[Collected data entries]
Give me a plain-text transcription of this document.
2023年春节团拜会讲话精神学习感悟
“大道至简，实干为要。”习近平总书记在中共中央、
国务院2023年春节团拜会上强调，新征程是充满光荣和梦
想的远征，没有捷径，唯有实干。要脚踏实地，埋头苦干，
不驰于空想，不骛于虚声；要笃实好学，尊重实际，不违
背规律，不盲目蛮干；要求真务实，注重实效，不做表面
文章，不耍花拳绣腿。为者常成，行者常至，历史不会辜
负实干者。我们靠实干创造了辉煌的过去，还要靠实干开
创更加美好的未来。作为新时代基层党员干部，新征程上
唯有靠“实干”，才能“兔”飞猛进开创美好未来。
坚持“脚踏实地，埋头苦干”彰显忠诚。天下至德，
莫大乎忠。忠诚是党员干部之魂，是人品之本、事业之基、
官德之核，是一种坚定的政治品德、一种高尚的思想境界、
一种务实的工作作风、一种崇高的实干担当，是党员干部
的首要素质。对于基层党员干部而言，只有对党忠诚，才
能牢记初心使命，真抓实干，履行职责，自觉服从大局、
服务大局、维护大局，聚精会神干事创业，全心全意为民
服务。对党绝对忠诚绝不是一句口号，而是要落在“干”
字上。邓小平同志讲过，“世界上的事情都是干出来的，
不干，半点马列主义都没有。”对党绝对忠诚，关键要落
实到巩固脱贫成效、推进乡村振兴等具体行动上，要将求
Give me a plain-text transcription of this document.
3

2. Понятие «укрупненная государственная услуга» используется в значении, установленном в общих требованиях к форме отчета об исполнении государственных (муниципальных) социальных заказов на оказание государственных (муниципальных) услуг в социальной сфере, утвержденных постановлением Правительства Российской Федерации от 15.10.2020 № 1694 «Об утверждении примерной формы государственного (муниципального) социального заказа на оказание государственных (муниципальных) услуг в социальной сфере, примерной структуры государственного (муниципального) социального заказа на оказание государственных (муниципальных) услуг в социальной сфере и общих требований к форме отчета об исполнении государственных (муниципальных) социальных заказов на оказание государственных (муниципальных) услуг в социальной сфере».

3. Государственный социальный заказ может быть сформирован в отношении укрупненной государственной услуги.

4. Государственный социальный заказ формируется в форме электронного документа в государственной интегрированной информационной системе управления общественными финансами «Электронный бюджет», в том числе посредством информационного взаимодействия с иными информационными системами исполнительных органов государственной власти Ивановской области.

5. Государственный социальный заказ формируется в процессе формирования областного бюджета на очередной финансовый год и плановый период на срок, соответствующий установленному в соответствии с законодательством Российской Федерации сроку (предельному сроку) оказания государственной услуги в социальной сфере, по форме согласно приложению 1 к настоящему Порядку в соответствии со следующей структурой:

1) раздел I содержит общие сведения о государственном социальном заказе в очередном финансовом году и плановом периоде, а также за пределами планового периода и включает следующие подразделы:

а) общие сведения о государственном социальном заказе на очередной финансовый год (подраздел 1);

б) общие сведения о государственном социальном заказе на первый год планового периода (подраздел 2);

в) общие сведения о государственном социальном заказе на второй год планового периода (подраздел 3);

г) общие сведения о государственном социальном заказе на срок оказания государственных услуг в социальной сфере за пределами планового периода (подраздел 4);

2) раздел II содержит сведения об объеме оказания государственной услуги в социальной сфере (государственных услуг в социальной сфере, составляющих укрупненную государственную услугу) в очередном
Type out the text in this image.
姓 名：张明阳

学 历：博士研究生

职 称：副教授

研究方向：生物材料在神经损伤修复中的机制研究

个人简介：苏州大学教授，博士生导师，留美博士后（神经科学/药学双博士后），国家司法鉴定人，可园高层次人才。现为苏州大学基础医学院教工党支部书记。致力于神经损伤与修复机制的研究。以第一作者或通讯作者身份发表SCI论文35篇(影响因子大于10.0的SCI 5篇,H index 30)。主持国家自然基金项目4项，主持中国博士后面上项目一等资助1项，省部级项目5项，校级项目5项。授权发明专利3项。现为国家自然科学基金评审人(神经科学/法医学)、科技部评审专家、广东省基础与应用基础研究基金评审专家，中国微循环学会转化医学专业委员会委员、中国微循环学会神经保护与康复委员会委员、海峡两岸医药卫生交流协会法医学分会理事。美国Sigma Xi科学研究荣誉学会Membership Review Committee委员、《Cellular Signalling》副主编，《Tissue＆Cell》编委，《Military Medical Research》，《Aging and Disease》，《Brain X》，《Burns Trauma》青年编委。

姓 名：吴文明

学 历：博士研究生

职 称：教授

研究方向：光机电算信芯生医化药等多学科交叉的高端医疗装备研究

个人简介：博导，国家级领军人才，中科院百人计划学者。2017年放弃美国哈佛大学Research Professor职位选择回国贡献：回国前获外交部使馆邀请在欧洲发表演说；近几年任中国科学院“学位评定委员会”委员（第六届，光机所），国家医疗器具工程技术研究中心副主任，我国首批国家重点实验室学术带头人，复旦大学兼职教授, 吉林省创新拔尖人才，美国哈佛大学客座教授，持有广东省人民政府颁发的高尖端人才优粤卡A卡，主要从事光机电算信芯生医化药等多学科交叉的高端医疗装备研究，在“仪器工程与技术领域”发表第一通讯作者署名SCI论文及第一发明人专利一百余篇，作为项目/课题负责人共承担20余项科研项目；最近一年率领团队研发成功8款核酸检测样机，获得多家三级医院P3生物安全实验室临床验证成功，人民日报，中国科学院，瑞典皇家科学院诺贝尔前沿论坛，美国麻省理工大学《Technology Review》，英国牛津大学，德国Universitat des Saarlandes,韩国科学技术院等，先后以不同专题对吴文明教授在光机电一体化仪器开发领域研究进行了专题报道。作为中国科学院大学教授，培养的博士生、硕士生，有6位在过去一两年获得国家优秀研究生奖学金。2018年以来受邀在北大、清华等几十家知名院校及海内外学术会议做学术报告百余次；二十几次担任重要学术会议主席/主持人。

* _WRITTEN INSTRUCTION_
State how many lines of the material contain the string "研究方向", with no other words.

* _OUTPUT BELOW_
2